GOAL |
Lines containing the word "بشيء" should be extracted in full.

EXTRACTED DATA |
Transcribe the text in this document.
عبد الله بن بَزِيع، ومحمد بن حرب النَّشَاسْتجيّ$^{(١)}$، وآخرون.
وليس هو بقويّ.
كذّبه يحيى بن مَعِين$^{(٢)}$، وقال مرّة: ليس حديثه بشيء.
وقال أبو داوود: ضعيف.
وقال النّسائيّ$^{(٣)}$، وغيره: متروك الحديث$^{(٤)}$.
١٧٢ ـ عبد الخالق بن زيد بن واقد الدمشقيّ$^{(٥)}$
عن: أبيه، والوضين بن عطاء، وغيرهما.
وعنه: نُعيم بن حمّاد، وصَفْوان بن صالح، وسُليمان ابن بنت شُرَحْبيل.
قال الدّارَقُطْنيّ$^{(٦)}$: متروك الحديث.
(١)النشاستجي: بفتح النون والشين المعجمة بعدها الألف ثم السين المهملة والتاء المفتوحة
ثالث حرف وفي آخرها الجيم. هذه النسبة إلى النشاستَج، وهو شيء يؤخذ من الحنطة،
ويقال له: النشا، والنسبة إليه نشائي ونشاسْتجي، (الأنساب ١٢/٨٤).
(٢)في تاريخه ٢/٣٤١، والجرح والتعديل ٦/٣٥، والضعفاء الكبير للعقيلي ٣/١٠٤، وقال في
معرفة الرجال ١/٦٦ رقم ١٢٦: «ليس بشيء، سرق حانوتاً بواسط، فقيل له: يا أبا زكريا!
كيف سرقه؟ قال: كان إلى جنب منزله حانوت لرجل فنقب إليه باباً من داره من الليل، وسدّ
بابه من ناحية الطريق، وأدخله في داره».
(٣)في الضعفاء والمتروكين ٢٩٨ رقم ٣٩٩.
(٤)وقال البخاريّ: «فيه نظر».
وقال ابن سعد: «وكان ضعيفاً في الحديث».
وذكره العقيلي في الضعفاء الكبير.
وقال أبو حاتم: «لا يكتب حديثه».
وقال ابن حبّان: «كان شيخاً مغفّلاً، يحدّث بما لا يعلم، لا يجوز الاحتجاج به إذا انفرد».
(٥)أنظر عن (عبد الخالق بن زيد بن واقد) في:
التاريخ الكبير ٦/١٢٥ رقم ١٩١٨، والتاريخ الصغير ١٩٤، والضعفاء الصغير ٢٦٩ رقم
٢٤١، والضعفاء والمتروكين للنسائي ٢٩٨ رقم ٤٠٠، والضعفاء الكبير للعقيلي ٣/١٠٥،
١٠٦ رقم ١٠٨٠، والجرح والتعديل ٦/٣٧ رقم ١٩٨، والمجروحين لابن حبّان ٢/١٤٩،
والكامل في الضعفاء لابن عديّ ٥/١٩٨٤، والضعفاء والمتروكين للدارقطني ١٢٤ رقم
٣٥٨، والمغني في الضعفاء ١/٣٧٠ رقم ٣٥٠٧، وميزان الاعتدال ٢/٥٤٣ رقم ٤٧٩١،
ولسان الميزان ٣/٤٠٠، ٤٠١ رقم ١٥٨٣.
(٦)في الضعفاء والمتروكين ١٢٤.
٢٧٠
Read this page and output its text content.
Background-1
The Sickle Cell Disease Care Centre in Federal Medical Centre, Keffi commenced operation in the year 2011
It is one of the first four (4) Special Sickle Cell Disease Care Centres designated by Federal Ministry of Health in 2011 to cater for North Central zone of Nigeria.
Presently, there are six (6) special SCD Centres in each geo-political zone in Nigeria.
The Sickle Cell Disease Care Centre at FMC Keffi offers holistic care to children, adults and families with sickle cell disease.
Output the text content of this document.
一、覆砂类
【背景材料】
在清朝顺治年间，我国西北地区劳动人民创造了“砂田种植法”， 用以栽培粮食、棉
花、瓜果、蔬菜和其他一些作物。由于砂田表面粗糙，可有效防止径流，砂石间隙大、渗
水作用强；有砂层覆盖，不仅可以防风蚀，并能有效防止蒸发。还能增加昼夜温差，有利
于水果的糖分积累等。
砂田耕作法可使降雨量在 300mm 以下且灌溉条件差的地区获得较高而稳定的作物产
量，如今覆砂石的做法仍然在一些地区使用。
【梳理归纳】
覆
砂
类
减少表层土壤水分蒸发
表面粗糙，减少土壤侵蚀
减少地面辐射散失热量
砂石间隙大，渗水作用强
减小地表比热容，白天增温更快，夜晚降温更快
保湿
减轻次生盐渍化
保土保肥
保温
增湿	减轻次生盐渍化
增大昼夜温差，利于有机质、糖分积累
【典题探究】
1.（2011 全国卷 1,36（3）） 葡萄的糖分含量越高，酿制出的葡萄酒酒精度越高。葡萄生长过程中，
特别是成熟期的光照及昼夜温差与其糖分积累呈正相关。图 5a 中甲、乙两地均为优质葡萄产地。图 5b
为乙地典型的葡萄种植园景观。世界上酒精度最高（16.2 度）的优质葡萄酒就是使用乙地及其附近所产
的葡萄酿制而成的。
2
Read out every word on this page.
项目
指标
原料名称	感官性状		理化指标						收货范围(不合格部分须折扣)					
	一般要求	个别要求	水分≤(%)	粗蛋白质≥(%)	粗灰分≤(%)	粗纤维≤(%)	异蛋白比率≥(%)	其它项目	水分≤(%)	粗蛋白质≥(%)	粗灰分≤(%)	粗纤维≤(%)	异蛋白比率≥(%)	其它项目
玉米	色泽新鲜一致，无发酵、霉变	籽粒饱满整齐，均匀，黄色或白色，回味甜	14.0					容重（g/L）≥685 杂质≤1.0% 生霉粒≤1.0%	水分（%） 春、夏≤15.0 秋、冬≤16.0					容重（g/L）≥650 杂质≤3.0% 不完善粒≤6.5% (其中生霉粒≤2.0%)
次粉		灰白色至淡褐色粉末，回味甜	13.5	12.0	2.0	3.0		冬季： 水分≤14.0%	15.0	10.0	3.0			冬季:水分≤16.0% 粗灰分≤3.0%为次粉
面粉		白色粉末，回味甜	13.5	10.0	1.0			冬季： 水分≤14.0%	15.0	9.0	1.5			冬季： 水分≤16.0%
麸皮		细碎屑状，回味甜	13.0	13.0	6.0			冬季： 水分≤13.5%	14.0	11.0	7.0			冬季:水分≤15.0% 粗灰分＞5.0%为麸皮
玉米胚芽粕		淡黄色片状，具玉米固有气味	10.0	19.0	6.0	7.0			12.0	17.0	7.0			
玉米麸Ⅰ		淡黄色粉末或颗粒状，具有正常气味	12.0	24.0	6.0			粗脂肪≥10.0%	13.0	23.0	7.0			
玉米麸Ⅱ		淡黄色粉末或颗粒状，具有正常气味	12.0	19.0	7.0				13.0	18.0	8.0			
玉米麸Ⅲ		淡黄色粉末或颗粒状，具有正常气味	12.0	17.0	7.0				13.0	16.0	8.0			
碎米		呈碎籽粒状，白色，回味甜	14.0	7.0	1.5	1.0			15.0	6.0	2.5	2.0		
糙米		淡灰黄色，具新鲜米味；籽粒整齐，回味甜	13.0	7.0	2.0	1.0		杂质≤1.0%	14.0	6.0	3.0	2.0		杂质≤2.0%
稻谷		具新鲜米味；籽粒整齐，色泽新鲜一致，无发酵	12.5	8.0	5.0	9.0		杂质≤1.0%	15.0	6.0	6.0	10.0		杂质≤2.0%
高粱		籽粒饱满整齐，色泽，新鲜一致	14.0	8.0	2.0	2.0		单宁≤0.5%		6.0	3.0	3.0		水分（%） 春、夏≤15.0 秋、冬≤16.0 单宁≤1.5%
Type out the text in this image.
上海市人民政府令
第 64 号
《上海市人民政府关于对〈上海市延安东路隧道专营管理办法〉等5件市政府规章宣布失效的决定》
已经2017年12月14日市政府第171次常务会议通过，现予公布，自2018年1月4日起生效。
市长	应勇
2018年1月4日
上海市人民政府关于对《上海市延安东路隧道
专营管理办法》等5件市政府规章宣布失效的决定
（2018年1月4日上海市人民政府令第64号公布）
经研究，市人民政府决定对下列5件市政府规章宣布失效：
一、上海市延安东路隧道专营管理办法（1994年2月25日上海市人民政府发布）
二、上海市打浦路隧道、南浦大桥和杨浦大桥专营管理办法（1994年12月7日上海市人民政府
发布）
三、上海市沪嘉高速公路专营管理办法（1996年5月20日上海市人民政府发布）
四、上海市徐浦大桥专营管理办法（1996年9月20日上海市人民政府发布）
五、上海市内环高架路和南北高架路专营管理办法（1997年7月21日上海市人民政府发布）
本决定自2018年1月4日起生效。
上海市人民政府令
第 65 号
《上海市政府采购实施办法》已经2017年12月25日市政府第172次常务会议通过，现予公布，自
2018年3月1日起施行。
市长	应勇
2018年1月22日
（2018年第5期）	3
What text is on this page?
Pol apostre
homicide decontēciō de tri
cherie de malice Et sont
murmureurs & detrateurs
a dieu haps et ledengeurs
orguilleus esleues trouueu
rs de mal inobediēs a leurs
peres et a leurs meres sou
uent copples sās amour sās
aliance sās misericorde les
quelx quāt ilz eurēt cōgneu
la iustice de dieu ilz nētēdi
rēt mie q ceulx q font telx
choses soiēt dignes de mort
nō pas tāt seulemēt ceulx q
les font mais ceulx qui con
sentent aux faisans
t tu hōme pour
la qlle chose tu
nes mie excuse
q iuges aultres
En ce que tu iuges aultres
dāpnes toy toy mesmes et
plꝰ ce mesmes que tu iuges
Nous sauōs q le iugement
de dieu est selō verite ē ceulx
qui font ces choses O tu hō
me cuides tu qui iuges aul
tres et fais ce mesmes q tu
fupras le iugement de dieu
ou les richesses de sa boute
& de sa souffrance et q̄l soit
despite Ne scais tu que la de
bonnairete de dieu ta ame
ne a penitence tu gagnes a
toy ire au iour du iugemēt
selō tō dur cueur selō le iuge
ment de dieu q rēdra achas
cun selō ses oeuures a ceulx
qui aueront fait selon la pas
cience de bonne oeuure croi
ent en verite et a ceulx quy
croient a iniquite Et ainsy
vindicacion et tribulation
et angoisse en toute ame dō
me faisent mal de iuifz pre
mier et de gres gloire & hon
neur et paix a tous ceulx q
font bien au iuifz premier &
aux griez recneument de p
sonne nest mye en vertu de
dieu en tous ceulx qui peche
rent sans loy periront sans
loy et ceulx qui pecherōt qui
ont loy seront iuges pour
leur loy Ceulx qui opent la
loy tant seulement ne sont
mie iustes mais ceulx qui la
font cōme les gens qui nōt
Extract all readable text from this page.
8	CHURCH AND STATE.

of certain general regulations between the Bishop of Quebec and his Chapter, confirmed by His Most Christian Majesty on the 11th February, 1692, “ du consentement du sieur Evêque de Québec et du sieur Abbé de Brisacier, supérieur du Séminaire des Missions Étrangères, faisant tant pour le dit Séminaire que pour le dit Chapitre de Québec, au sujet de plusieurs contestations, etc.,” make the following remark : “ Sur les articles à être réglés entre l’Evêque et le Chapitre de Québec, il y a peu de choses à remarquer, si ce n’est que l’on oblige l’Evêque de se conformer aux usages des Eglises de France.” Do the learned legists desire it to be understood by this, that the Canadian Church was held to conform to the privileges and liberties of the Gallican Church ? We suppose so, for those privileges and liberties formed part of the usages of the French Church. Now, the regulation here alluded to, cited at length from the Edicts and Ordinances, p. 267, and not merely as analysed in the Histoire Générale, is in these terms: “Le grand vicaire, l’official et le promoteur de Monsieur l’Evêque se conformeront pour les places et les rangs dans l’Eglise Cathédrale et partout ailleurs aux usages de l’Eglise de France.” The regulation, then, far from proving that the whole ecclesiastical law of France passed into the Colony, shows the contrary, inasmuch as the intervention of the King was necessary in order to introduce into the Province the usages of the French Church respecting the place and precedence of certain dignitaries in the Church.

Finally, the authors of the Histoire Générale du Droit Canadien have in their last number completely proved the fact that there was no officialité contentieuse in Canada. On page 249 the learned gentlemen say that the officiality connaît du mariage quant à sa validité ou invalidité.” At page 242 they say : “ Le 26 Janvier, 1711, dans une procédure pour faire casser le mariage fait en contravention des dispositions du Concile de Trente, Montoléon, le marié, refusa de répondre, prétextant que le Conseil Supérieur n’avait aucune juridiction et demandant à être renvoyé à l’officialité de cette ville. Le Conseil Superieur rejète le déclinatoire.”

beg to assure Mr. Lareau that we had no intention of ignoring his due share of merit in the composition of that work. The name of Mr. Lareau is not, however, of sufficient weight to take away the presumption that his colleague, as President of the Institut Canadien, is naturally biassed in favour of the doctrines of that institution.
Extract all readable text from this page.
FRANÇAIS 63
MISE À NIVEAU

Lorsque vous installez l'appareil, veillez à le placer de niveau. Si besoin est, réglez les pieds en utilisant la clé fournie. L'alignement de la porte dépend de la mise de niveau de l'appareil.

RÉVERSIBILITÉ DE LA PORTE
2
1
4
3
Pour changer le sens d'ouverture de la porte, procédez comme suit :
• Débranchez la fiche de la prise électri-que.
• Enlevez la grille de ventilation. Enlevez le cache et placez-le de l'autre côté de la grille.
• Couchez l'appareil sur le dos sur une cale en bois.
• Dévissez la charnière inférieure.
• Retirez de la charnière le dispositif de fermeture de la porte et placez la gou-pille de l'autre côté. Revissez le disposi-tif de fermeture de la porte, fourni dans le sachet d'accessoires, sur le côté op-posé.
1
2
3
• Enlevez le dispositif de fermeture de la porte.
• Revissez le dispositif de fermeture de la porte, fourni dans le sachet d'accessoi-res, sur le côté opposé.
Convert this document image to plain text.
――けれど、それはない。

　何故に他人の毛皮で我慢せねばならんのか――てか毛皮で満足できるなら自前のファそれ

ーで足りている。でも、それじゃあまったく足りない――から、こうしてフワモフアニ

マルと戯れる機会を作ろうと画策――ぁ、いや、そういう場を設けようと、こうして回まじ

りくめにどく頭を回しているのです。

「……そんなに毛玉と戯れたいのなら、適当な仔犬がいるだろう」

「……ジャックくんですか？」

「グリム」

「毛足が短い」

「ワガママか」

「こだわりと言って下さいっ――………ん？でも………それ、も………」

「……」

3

EXPECTED OUTPUT |
كذّبه يحيى بن مَعِين$^{(٢)}$، وقال مرّة: ليس حديثه بشيء.
معرفة الرجال ١/٦٦ رقم ١٢٦: «ليس بشيء، سرق حانوتاً بواسط، فقيل له: يا أبا زكريا!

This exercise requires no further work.